Zähle, in wie vielen Zeilen der folgenden Datensätze die Zeichenfolge „soruyorum“ vorkommt, und nenne nur diese Zahl.

------ BEREITGESTELLTE DATENSÄTZE ------

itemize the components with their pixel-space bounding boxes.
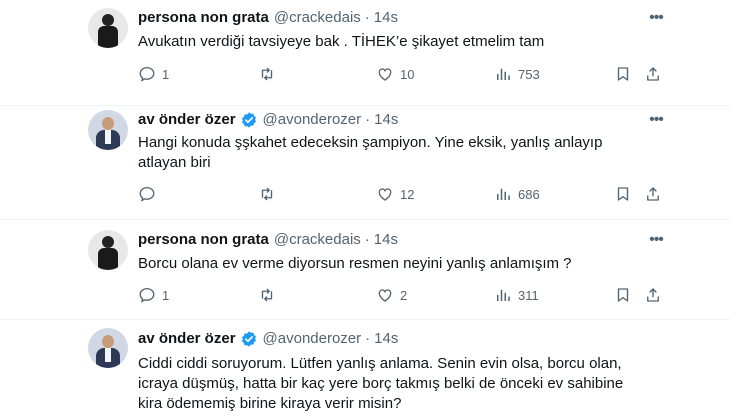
author-handle[interactable]: @crackedais bbox=[274, 8, 361, 28]
tweet-text: Borcu olana ev verme diyorsun resmen ney… bbox=[138, 255, 572, 272]
like-count: 2 bbox=[400, 287, 408, 303]
like-count: 12 bbox=[400, 186, 415, 202]
tweet-header: av önder özer @avonderozer · 14s bbox=[138, 329, 398, 349]
separator-dot: · bbox=[365, 111, 371, 128]
share-icon bbox=[647, 67, 659, 81]
share-button[interactable] bbox=[644, 185, 662, 203]
author-name[interactable]: av önder özer bbox=[138, 110, 236, 130]
tweet-text-line: Ciddi ciddi soruyorum. Lütfen yanlış anl… bbox=[138, 355, 622, 372]
bookmark-button[interactable] bbox=[614, 185, 632, 203]
tweet-text: Ciddi ciddi soruyorum. Lütfen yanlış anl… bbox=[138, 354, 678, 414]
reply-icon bbox=[139, 66, 155, 82]
tweet-text: Hangi konuda şşkahet edeceksin şampiyon.… bbox=[138, 133, 678, 173]
reply-button[interactable]: 1 bbox=[138, 286, 169, 304]
author-handle[interactable]: @avonderozer bbox=[263, 329, 362, 349]
separator-dot: · bbox=[364, 231, 370, 248]
reply-count: 1 bbox=[162, 66, 170, 82]
views-button[interactable]: 311 bbox=[494, 286, 539, 304]
heart-icon bbox=[378, 188, 392, 201]
analytics-icon bbox=[497, 289, 510, 301]
reply-count: 1 bbox=[162, 287, 170, 303]
tweet-4[interactable]: av önder özer @avonderozer · 14s Ciddi c… bbox=[0, 320, 730, 420]
view-count: 753 bbox=[518, 66, 540, 82]
retweet-button[interactable] bbox=[258, 185, 282, 203]
retweet-button[interactable] bbox=[258, 65, 282, 83]
more-options-icon[interactable]: ••• bbox=[646, 230, 666, 250]
avatar[interactable] bbox=[88, 110, 128, 150]
reply-icon bbox=[139, 287, 155, 303]
tweet-3[interactable]: persona non grata @crackedais · 14s ••• … bbox=[0, 220, 730, 320]
heart-icon bbox=[378, 289, 392, 302]
bookmark-icon bbox=[617, 187, 629, 201]
action-bar: 1 2 311 bbox=[138, 286, 678, 306]
tweet-text-line: Hangi konuda şşkahet edeceksin şampiyon.… bbox=[138, 134, 603, 151]
bookmark-icon bbox=[617, 288, 629, 302]
author-name[interactable]: persona non grata bbox=[138, 230, 269, 250]
author-handle[interactable]: @avonderozer bbox=[263, 110, 362, 130]
like-button[interactable]: 2 bbox=[376, 286, 407, 304]
verified-badge-icon bbox=[241, 331, 256, 347]
reply-button[interactable]: 1 bbox=[138, 65, 169, 83]
timestamp[interactable]: 14s bbox=[374, 8, 398, 28]
view-count: 686 bbox=[518, 186, 540, 202]
tweet-1[interactable]: persona non grata @crackedais · 14s ••• … bbox=[0, 0, 730, 106]
tweet-header: persona non grata @crackedais · 14s bbox=[138, 8, 398, 28]
views-button[interactable]: 686 bbox=[494, 185, 540, 203]
bookmark-button[interactable] bbox=[614, 286, 632, 304]
author-name[interactable]: persona non grata bbox=[138, 8, 269, 28]
more-options-icon[interactable]: ••• bbox=[646, 8, 666, 28]
tweet-text-line: kira ödememiş birine kiraya verir misin? bbox=[138, 395, 402, 412]
bookmark-icon bbox=[617, 67, 629, 81]
avatar[interactable] bbox=[88, 230, 128, 270]
bookmark-button[interactable] bbox=[614, 65, 632, 83]
tweet-text: Avukatın verdiği tavsiyeye bak . TİHEK’e… bbox=[138, 33, 545, 50]
avatar[interactable] bbox=[88, 8, 128, 48]
share-button[interactable] bbox=[644, 286, 662, 304]
avatar[interactable] bbox=[88, 328, 128, 368]
separator-dot: · bbox=[364, 9, 370, 26]
timestamp[interactable]: 14s bbox=[374, 110, 398, 130]
action-bar: 1 10 753 bbox=[138, 65, 678, 85]
analytics-icon bbox=[497, 188, 510, 200]
like-count: 10 bbox=[400, 66, 415, 82]
tweet-2[interactable]: av önder özer @avonderozer · 14s ••• Han… bbox=[0, 106, 730, 220]
more-options-icon[interactable]: ••• bbox=[646, 110, 666, 130]
timestamp[interactable]: 14s bbox=[374, 329, 398, 349]
like-button[interactable]: 10 bbox=[376, 65, 414, 83]
retweet-icon bbox=[261, 288, 273, 302]
tweet-text-line: atlayan biri bbox=[138, 154, 211, 171]
action-bar: 12 686 bbox=[138, 185, 678, 205]
verified-badge-icon bbox=[241, 112, 256, 128]
share-button[interactable] bbox=[644, 65, 662, 83]
analytics-icon bbox=[497, 68, 510, 80]
tweet-header: av önder özer @avonderozer · 14s bbox=[138, 110, 398, 130]
share-icon bbox=[647, 288, 659, 302]
retweet-icon bbox=[261, 187, 273, 201]
heart-icon bbox=[378, 68, 392, 81]
separator-dot: · bbox=[365, 330, 371, 347]
view-count: 311 bbox=[518, 287, 539, 303]
tweet-header: persona non grata @crackedais · 14s bbox=[138, 230, 398, 250]
retweet-icon bbox=[261, 67, 273, 81]
retweet-button[interactable] bbox=[258, 286, 282, 304]
share-icon bbox=[647, 187, 659, 201]
author-handle[interactable]: @crackedais bbox=[274, 230, 361, 250]
reply-button[interactable] bbox=[138, 185, 162, 203]
views-button[interactable]: 753 bbox=[494, 65, 540, 83]
tweet-text-line: icraya düşmüş, hatta bir kaç yere borç t… bbox=[138, 375, 624, 392]
reply-icon bbox=[139, 186, 155, 202]
timestamp[interactable]: 14s bbox=[374, 230, 398, 250]
like-button[interactable]: 12 bbox=[376, 185, 414, 203]
author-name[interactable]: av önder özer bbox=[138, 329, 236, 349]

------

▸ SCHRIFTLICHE ANTWORT:
2